- GIVEN INSTRUCTION -
Beneath this task is a listing; retype all of it exactly.

(Items from a dataset)
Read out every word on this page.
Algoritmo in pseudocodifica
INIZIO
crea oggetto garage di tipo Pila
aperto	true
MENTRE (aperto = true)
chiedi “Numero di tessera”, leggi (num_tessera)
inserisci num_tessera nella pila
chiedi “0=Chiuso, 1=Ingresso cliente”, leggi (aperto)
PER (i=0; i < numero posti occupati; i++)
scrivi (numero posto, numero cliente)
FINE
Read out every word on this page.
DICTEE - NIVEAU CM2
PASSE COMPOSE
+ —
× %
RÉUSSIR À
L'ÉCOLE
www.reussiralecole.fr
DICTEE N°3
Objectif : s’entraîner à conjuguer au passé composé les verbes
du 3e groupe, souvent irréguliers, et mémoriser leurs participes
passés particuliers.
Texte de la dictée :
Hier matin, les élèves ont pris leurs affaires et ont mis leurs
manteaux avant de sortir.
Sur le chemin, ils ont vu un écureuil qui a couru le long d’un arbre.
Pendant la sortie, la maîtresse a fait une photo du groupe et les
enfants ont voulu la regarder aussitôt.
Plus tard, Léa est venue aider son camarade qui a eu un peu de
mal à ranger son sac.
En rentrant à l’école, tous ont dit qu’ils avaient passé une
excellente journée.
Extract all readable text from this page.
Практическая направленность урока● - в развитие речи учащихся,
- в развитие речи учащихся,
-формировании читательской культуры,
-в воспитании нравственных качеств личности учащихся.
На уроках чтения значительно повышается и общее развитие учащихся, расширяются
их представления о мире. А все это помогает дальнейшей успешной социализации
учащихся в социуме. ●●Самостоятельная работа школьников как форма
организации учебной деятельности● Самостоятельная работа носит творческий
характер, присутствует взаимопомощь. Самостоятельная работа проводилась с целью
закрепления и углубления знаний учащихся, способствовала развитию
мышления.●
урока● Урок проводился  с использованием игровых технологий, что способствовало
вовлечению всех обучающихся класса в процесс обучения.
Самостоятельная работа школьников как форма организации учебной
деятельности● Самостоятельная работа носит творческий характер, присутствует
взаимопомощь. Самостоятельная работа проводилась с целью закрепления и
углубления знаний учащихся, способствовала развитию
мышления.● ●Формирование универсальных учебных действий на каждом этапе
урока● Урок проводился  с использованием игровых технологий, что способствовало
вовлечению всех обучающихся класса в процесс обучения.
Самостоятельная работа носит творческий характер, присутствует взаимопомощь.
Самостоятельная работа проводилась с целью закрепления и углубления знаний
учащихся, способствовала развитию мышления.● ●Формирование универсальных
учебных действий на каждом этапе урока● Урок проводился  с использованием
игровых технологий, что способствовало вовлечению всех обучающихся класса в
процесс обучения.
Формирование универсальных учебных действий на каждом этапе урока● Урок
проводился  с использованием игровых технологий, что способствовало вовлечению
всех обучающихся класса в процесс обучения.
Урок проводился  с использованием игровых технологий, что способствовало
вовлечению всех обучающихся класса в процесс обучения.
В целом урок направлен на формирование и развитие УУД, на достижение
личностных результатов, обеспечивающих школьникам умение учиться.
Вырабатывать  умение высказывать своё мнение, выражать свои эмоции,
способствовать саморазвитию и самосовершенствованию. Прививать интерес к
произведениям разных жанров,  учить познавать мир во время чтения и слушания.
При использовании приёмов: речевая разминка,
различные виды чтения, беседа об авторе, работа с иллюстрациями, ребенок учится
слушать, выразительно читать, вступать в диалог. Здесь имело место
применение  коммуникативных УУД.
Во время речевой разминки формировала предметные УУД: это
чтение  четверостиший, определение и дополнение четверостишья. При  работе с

- TASK ANSWER -
Read out every word on this page.
Algoritmo in pseudocodifica
INIZIO
crea oggetto garage di tipo Pila
aperto	true
MENTRE (aperto = true)
chiedi “Numero di tessera”, leggi (num_tessera)
inserisci num_tessera nella pila
chiedi “0=Chiuso, 1=Ingresso cliente”, leggi (aperto)
PER (i=0; i < numero posti occupati; i++)
scrivi (numero posto, numero cliente)
FINE
Read out every word on this page.
DICTEE - NIVEAU CM2
PASSE COMPOSE
+ —
× %
RÉUSSIR À
L'ÉCOLE
www.reussiralecole.fr
DICTEE N°3
Objectif : s’entraîner à conjuguer au passé composé les verbes
du 3e groupe, souvent irréguliers, et mémoriser leurs participes
passés particuliers.
Texte de la dictée :
Hier matin, les élèves ont pris leurs affaires et ont mis leurs
manteaux avant de sortir.
Sur le chemin, ils ont vu un écureuil qui a couru le long d’un arbre.
Pendant la sortie, la maîtresse a fait une photo du groupe et les
enfants ont voulu la regarder aussitôt.
Plus tard, Léa est venue aider son camarade qui a eu un peu de
mal à ranger son sac.
En rentrant à l’école, tous ont dit qu’ils avaient passé une
excellente journée.
Extract all readable text from this page.
Практическая направленность урока● - в развитие речи учащихся,
- в развитие речи учащихся,
-формировании читательской культуры,
-в воспитании нравственных качеств личности учащихся.
На уроках чтения значительно повышается и общее развитие учащихся, расширяются
их представления о мире. А все это помогает дальнейшей успешной социализации
учащихся в социуме. ●●Самостоятельная работа школьников как форма
организации учебной деятельности● Самостоятельная работа носит творческий
характер, присутствует взаимопомощь. Самостоятельная работа проводилась с целью
закрепления и углубления знаний учащихся, способствовала развитию
мышления.●
урока● Урок проводился  с использованием игровых технологий, что способствовало
вовлечению всех обучающихся класса в процесс обучения.
Самостоятельная работа школьников как форма организации учебной
деятельности● Самостоятельная работа носит творческий характер, присутствует
взаимопомощь. Самостоятельная работа проводилась с целью закрепления и
углубления знаний учащихся, способствовала развитию
мышления.● ●Формирование универсальных учебных действий на каждом этапе
урока● Урок проводился  с использованием игровых технологий, что способствовало
вовлечению всех обучающихся класса в процесс обучения.
Самостоятельная работа носит творческий характер, присутствует взаимопомощь.
Самостоятельная работа проводилась с целью закрепления и углубления знаний
учащихся, способствовала развитию мышления.● ●Формирование универсальных
учебных действий на каждом этапе урока● Урок проводился  с использованием
игровых технологий, что способствовало вовлечению всех обучающихся класса в
процесс обучения.
Формирование универсальных учебных действий на каждом этапе урока● Урок
проводился  с использованием игровых технологий, что способствовало вовлечению
всех обучающихся класса в процесс обучения.
Урок проводился  с использованием игровых технологий, что способствовало
вовлечению всех обучающихся класса в процесс обучения.
В целом урок направлен на формирование и развитие УУД, на достижение
личностных результатов, обеспечивающих школьникам умение учиться.
Вырабатывать  умение высказывать своё мнение, выражать свои эмоции,
способствовать саморазвитию и самосовершенствованию. Прививать интерес к
произведениям разных жанров,  учить познавать мир во время чтения и слушания.
При использовании приёмов: речевая разминка,
различные виды чтения, беседа об авторе, работа с иллюстрациями, ребенок учится
слушать, выразительно читать, вступать в диалог. Здесь имело место
применение  коммуникативных УУД.
Во время речевой разминки формировала предметные УУД: это
чтение  четверостиший, определение и дополнение четверостишья. При  работе с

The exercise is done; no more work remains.